Start of DATA LISTING

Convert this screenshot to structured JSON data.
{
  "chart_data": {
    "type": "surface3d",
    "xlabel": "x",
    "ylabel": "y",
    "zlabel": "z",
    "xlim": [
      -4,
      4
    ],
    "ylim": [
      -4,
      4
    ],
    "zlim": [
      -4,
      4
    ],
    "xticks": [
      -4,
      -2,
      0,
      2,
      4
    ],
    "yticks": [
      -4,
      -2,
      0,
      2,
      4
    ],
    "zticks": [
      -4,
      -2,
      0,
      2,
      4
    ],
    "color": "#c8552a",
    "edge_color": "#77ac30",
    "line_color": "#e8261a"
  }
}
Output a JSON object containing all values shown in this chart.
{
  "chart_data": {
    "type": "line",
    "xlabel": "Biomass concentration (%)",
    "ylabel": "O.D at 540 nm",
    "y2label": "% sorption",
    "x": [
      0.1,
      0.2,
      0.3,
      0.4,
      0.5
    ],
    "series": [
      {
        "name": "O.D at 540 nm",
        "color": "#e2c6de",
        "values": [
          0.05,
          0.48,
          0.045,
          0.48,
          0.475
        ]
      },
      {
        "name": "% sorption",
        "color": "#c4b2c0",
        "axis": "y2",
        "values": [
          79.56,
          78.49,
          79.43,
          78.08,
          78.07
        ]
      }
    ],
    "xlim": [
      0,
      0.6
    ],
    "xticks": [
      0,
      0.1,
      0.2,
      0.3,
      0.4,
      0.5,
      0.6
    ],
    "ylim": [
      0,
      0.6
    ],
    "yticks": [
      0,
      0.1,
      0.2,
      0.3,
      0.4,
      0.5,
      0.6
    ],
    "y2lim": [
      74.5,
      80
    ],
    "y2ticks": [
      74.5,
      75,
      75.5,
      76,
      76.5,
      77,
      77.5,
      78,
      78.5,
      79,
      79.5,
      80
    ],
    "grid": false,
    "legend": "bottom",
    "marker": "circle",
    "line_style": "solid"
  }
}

End of DATA LISTING

Reproduce every record, matching each line exactly.

Convert this screenshot to structured JSON data.
{
  "chart_data": {
    "type": "surface3d",
    "xlabel": "x",
    "ylabel": "y",
    "zlabel": "z",
    "xlim": [
      -4,
      4
    ],
    "ylim": [
      -4,
      4
    ],
    "zlim": [
      -4,
      4
    ],
    "xticks": [
      -4,
      -2,
      0,
      2,
      4
    ],
    "yticks": [
      -4,
      -2,
      0,
      2,
      4
    ],
    "zticks": [
      -4,
      -2,
      0,
      2,
      4
    ],
    "color": "#c8552a",
    "edge_color": "#77ac30",
    "line_color": "#e8261a"
  }
}
Output a JSON object containing all values shown in this chart.
{
  "chart_data": {
    "type": "line",
    "xlabel": "Biomass concentration (%)",
    "ylabel": "O.D at 540 nm",
    "y2label": "% sorption",
    "x": [
      0.1,
      0.2,
      0.3,
      0.4,
      0.5
    ],
    "series": [
      {
        "name": "O.D at 540 nm",
        "color": "#e2c6de",
        "values": [
          0.05,
          0.48,
          0.045,
          0.48,
          0.475
        ]
      },
      {
        "name": "% sorption",
        "color": "#c4b2c0",
        "axis": "y2",
        "values": [
          79.56,
          78.49,
          79.43,
          78.08,
          78.07
        ]
      }
    ],
    "xlim": [
      0,
      0.6
    ],
    "xticks": [
      0,
      0.1,
      0.2,
      0.3,
      0.4,
      0.5,
      0.6
    ],
    "ylim": [
      0,
      0.6
    ],
    "yticks": [
      0,
      0.1,
      0.2,
      0.3,
      0.4,
      0.5,
      0.6
    ],
    "y2lim": [
      74.5,
      80
    ],
    "y2ticks": [
      74.5,
      75,
      75.5,
      76,
      76.5,
      77,
      77.5,
      78,
      78.5,
      79,
      79.5,
      80
    ],
    "grid": false,
    "legend": "bottom",
    "marker": "circle",
    "line_style": "solid"
  }
}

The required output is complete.